PROBLEM TO SOLVE:
Which lines hold the string "单位为吨每吨"? Copy every one of them.

________________________

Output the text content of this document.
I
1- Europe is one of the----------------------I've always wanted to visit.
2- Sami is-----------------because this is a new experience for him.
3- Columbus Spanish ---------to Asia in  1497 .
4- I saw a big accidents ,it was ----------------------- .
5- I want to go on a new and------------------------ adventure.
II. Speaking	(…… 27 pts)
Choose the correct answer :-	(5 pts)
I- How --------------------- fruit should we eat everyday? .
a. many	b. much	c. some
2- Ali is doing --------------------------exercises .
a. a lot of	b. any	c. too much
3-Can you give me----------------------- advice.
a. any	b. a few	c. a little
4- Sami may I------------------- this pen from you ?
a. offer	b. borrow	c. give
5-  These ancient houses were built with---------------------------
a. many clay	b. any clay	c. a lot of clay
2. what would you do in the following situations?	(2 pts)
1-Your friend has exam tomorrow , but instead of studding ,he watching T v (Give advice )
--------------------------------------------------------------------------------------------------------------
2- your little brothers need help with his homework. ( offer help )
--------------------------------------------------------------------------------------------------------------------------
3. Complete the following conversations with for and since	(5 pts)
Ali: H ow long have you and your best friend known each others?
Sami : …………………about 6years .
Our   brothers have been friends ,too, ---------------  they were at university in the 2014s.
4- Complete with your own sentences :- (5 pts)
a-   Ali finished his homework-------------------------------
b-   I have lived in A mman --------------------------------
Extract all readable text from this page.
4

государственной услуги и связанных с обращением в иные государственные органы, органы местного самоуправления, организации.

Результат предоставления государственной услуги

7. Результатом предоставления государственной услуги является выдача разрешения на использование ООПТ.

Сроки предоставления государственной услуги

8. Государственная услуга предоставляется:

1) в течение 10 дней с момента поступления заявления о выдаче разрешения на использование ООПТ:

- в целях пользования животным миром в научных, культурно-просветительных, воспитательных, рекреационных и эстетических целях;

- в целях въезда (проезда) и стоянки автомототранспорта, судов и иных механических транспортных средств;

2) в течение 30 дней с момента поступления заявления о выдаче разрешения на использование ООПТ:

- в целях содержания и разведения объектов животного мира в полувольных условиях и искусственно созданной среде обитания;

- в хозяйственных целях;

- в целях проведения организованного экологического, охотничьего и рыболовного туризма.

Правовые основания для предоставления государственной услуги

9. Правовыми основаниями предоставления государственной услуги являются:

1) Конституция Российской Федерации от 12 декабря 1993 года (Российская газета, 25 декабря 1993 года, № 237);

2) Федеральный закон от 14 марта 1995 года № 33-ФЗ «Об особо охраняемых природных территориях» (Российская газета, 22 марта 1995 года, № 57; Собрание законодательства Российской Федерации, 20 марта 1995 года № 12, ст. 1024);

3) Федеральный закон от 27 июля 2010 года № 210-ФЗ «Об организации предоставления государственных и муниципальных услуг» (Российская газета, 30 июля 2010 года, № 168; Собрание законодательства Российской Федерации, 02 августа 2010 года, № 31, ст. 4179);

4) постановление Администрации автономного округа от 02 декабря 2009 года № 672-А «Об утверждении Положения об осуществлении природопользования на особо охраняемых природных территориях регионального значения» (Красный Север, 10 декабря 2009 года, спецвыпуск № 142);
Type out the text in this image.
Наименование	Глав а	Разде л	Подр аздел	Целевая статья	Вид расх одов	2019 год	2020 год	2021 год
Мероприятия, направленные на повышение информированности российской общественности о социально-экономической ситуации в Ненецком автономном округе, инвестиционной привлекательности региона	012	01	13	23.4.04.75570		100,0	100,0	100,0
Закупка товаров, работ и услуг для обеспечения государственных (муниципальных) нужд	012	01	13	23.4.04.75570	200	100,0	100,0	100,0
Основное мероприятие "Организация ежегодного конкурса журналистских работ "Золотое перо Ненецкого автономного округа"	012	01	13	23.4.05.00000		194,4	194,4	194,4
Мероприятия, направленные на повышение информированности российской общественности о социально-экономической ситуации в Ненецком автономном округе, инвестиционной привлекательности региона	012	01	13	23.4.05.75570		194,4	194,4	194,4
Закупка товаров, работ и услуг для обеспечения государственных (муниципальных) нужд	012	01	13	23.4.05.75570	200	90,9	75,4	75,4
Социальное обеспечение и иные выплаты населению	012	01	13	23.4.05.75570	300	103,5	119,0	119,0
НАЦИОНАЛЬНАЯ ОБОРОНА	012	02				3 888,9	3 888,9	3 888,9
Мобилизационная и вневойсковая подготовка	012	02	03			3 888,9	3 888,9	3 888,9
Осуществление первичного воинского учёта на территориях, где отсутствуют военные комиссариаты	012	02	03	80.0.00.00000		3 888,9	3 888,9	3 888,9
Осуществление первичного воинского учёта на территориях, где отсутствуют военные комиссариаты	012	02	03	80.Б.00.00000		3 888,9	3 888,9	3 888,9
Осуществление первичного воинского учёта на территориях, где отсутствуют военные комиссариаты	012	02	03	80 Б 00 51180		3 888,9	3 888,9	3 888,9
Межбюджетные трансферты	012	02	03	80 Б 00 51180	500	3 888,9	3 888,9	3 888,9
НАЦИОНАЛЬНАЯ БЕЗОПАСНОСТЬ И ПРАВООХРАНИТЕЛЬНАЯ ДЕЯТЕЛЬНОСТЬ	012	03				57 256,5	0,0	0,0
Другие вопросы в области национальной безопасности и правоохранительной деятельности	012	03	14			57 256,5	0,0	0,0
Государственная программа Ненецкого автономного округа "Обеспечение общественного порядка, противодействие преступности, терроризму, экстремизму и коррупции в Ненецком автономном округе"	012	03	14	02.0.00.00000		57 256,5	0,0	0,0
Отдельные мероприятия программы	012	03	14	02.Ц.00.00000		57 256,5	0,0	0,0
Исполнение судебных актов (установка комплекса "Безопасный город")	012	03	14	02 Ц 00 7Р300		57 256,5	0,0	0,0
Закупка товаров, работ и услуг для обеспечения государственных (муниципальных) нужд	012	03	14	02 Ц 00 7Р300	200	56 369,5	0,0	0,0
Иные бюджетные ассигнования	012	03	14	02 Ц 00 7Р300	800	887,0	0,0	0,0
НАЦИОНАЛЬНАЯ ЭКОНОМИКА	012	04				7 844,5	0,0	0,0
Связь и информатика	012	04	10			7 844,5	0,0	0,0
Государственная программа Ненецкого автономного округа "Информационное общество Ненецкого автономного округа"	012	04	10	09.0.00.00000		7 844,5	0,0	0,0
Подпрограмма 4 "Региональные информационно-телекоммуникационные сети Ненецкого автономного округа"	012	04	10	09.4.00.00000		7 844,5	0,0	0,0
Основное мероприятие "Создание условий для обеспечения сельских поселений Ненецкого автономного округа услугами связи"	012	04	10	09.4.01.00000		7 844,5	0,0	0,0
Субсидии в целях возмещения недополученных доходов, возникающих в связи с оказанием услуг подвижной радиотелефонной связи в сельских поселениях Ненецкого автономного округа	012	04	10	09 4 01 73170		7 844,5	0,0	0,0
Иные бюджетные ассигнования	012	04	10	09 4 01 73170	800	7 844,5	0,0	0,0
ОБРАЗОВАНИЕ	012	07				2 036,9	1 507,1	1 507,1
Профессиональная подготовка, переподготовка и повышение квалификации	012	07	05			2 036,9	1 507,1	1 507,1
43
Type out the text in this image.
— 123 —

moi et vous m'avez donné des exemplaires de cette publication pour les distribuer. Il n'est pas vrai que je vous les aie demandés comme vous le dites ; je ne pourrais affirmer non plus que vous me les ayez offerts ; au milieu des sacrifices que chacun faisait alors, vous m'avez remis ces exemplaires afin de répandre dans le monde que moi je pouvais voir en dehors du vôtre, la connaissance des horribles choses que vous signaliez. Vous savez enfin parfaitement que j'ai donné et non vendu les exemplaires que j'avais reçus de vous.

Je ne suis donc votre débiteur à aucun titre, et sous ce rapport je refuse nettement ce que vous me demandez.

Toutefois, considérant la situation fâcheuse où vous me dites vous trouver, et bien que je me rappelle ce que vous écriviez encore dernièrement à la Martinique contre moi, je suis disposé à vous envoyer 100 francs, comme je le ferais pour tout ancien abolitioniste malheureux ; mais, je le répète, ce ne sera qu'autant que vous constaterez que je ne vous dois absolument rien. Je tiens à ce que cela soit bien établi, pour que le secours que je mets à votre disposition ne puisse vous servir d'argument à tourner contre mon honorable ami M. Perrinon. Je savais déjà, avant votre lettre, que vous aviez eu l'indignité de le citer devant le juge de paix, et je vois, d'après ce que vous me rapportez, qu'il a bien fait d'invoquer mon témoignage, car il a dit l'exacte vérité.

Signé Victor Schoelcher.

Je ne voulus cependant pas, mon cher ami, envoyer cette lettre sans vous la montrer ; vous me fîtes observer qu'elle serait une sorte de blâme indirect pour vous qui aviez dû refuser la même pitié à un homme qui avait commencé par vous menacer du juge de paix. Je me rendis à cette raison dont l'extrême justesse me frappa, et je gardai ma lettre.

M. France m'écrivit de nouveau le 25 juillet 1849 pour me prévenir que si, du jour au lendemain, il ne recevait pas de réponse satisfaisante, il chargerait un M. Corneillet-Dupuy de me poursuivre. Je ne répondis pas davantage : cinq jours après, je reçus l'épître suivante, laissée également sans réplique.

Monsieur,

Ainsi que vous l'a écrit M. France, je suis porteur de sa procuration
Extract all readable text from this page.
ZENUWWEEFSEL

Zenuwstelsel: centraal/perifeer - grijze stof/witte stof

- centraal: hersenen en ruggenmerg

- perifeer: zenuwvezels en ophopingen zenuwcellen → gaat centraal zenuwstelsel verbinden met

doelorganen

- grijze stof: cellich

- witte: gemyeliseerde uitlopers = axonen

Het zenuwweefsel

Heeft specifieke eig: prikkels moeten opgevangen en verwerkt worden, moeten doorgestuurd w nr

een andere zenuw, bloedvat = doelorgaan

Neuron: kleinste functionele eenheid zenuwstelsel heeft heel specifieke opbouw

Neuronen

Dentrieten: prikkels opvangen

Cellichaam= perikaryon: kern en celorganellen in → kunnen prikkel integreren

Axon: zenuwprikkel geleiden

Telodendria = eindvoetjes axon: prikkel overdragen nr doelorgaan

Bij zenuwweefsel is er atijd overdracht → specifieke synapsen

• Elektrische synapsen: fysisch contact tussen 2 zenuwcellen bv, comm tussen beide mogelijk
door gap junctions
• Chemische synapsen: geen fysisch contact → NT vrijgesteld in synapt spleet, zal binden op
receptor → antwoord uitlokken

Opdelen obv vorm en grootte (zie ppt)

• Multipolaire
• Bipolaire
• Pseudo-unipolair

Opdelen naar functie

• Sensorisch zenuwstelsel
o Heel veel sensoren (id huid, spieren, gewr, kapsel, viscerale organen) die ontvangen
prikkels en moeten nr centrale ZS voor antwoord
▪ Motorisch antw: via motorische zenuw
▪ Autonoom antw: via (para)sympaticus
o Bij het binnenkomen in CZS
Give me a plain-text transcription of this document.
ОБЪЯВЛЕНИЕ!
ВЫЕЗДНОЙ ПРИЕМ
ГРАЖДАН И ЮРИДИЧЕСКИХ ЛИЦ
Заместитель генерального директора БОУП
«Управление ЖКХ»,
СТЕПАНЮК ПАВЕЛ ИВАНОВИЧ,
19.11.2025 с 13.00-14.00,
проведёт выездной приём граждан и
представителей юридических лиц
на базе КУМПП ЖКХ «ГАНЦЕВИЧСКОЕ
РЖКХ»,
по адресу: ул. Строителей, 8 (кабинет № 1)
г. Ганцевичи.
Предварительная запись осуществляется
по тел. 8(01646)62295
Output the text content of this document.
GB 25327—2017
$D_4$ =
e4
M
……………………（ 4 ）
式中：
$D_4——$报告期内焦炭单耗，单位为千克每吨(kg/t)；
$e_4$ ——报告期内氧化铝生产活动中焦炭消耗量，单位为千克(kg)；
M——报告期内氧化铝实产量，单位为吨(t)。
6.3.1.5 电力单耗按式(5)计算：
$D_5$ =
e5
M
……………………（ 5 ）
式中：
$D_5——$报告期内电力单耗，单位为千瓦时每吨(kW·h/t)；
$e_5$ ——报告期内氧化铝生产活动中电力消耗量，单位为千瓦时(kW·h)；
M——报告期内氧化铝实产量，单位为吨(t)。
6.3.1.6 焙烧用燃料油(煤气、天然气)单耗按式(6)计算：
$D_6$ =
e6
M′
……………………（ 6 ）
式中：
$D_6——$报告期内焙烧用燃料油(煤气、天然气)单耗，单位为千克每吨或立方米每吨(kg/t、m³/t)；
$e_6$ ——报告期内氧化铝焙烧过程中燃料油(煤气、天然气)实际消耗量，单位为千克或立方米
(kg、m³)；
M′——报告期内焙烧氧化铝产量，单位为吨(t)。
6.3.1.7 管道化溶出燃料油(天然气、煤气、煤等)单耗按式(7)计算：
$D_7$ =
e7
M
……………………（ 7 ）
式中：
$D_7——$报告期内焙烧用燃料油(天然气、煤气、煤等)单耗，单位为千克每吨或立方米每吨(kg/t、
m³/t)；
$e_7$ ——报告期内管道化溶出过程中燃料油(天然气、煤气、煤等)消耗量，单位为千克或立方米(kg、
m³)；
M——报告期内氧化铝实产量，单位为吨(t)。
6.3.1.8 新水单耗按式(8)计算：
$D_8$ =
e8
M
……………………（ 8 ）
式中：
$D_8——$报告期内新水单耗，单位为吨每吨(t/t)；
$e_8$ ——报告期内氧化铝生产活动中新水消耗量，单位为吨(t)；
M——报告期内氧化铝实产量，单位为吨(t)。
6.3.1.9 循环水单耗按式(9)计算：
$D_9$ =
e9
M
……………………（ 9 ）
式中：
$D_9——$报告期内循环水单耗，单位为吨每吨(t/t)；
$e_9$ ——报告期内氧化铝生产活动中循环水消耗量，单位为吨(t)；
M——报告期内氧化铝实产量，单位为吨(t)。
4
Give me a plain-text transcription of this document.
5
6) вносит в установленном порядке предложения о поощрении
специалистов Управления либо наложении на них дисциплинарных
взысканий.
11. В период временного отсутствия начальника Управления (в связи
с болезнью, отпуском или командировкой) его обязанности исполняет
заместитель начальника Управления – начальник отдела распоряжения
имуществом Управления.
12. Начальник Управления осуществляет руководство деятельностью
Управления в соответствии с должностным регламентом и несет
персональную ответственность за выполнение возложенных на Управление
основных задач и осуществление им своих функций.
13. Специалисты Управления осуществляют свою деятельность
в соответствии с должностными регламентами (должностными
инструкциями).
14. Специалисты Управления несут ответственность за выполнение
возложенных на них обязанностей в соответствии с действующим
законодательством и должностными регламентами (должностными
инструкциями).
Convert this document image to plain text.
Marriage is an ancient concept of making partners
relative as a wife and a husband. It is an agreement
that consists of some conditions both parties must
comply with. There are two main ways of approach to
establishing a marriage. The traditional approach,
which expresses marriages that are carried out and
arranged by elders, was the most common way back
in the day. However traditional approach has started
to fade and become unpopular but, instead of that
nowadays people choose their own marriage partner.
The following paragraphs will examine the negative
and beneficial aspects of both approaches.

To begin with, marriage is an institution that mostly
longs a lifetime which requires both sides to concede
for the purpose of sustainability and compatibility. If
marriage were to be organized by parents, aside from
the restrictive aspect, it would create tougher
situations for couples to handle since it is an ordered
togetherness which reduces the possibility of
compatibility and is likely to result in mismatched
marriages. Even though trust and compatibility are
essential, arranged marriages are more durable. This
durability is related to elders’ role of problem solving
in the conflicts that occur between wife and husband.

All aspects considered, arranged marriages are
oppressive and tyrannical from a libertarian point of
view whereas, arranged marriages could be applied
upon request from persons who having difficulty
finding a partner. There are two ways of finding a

________________________

OUTPUT OF THE TASK:
$D_8——$报告期内新水单耗，单位为吨每吨(t/t)；
$D_9——$报告期内循环水单耗，单位为吨每吨(t/t)；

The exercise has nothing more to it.